§ Directions for this task
Type out the material below exactly.

§ Data to process
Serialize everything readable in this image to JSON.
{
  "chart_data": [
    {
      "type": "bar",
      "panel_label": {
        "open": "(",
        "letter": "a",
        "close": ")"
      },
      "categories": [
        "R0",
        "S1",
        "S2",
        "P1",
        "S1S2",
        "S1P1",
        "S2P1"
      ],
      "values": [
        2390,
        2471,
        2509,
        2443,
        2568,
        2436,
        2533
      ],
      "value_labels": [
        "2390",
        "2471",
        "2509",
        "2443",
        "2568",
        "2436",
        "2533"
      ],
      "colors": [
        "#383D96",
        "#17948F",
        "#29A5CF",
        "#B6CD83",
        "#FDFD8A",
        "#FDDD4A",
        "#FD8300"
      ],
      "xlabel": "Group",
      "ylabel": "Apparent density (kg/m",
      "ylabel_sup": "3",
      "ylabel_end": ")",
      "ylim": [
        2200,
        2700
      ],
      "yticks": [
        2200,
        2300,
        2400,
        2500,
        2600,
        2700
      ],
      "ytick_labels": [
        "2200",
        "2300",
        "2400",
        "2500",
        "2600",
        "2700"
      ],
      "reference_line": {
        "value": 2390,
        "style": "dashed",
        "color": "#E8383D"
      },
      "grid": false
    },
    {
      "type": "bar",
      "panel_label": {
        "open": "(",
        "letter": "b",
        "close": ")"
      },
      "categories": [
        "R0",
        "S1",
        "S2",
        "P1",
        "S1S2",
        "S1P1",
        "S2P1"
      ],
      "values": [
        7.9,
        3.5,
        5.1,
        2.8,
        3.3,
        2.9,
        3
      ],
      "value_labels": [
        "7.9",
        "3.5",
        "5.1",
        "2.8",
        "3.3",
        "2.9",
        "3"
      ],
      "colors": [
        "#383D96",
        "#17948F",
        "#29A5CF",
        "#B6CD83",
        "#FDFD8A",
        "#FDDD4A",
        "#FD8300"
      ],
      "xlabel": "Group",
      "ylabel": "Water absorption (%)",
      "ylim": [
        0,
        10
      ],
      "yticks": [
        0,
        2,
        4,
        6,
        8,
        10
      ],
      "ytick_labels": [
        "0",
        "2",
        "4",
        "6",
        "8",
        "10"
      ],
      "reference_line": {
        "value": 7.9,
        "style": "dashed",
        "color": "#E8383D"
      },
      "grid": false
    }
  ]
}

§ Exercise answer
Serialize everything readable in this image to JSON.
{
  "chart_data": [
    {
      "type": "bar",
      "panel_label": {
        "open": "(",
        "letter": "a",
        "close": ")"
      },
      "categories": [
        "R0",
        "S1",
        "S2",
        "P1",
        "S1S2",
        "S1P1",
        "S2P1"
      ],
      "values": [
        2390,
        2471,
        2509,
        2443,
        2568,
        2436,
        2533
      ],
      "value_labels": [
        "2390",
        "2471",
        "2509",
        "2443",
        "2568",
        "2436",
        "2533"
      ],
      "colors": [
        "#383D96",
        "#17948F",
        "#29A5CF",
        "#B6CD83",
        "#FDFD8A",
        "#FDDD4A",
        "#FD8300"
      ],
      "xlabel": "Group",
      "ylabel": "Apparent density (kg/m",
      "ylabel_sup": "3",
      "ylabel_end": ")",
      "ylim": [
        2200,
        2700
      ],
      "yticks": [
        2200,
        2300,
        2400,
        2500,
        2600,
        2700
      ],
      "ytick_labels": [
        "2200",
        "2300",
        "2400",
        "2500",
        "2600",
        "2700"
      ],
      "reference_line": {
        "value": 2390,
        "style": "dashed",
        "color": "#E8383D"
      },
      "grid": false
    },
    {
      "type": "bar",
      "panel_label": {
        "open": "(",
        "letter": "b",
        "close": ")"
      },
      "categories": [
        "R0",
        "S1",
        "S2",
        "P1",
        "S1S2",
        "S1P1",
        "S2P1"
      ],
      "values": [
        7.9,
        3.5,
        5.1,
        2.8,
        3.3,
        2.9,
        3
      ],
      "value_labels": [
        "7.9",
        "3.5",
        "5.1",
        "2.8",
        "3.3",
        "2.9",
        "3"
      ],
      "colors": [
        "#383D96",
        "#17948F",
        "#29A5CF",
        "#B6CD83",
        "#FDFD8A",
        "#FDDD4A",
        "#FD8300"
      ],
      "xlabel": "Group",
      "ylabel": "Water absorption (%)",
      "ylim": [
        0,
        10
      ],
      "yticks": [
        0,
        2,
        4,
        6,
        8,
        10
      ],
      "ytick_labels": [
        "0",
        "2",
        "4",
        "6",
        "8",
        "10"
      ],
      "reference_line": {
        "value": 7.9,
        "style": "dashed",
        "color": "#E8383D"
      },
      "grid": false
    }
  ]
}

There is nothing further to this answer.